Records:
________________________________________
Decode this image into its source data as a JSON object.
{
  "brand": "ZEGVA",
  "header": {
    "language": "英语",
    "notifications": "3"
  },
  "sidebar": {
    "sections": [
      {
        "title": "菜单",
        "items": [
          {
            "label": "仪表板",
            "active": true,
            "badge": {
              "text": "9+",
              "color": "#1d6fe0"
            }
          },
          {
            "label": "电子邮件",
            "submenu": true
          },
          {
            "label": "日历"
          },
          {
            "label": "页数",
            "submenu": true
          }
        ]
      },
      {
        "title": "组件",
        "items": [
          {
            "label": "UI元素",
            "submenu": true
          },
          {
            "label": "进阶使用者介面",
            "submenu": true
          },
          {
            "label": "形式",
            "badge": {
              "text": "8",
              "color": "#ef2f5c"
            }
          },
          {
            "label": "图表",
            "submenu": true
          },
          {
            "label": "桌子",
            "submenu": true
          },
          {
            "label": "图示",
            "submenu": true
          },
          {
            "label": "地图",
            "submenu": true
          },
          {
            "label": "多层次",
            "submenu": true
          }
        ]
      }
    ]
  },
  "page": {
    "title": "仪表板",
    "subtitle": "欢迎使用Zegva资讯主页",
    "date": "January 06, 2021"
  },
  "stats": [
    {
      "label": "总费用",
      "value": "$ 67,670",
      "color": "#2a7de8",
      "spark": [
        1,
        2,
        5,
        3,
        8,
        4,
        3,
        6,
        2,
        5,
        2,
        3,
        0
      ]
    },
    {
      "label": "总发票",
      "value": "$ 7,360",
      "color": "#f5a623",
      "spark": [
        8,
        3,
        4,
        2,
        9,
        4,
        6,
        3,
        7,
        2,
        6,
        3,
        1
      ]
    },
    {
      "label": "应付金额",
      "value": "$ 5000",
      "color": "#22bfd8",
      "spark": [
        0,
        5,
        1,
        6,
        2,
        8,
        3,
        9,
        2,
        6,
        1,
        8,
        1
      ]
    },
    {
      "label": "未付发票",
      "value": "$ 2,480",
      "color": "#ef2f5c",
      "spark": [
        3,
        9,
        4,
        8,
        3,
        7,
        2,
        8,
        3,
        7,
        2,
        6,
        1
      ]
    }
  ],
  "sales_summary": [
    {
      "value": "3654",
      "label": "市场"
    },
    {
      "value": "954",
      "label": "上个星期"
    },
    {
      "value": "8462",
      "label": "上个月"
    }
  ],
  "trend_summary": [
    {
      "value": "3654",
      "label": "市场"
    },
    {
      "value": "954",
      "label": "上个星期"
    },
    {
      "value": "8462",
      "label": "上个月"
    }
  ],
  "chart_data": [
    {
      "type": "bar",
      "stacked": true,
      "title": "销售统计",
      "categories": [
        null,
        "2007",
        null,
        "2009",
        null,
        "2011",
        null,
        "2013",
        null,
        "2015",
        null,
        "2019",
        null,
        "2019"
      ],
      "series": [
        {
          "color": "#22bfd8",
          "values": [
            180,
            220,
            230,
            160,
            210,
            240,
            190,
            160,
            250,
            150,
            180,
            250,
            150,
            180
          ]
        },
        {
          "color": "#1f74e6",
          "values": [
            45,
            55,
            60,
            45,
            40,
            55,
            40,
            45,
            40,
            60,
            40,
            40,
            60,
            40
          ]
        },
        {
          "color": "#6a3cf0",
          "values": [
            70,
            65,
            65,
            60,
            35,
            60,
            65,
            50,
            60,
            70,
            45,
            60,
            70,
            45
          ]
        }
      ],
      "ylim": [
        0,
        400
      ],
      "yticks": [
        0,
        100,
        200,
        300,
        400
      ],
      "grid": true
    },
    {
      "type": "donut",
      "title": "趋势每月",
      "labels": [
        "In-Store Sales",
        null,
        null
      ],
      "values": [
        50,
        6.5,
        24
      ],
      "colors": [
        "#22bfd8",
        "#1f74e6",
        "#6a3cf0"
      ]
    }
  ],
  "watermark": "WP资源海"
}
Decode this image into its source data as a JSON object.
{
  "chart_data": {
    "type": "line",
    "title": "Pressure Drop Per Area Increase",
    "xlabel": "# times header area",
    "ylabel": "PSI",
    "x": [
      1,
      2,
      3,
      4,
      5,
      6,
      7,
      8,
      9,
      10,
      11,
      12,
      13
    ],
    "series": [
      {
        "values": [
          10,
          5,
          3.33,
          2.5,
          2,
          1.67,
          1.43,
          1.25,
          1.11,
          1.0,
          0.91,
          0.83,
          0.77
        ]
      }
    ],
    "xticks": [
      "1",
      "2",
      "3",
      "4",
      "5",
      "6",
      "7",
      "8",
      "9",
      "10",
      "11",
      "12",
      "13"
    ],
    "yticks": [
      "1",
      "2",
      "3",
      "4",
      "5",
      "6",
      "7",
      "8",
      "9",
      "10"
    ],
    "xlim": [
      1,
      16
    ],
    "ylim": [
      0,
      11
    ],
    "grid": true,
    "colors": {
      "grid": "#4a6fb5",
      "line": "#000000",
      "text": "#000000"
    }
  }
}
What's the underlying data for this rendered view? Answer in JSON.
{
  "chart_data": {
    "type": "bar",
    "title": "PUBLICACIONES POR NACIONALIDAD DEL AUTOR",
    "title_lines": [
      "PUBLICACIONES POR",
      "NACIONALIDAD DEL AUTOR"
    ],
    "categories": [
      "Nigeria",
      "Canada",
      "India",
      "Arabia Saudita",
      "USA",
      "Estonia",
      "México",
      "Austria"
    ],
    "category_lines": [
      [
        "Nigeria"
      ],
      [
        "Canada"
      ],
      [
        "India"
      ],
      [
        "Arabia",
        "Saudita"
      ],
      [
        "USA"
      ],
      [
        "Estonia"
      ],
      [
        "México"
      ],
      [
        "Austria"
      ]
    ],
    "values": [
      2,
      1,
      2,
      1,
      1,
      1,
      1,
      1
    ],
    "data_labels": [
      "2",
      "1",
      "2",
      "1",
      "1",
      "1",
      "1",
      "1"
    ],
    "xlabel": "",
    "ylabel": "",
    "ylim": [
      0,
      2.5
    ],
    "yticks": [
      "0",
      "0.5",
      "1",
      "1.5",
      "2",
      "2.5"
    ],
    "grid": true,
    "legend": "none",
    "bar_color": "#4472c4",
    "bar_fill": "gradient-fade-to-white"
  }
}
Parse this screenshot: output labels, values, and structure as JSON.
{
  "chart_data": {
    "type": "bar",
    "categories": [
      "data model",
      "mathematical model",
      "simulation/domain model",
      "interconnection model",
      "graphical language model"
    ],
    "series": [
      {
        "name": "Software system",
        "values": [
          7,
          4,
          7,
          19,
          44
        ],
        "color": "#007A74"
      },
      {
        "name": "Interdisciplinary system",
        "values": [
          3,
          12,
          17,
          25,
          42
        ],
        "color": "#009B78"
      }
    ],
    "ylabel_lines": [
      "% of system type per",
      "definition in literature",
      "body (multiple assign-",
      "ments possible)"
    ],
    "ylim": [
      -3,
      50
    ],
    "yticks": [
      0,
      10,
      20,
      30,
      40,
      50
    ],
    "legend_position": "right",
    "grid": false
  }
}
________________________________________
Count every line in the data where the string "JSON" occurs. Give nothing except the number.

4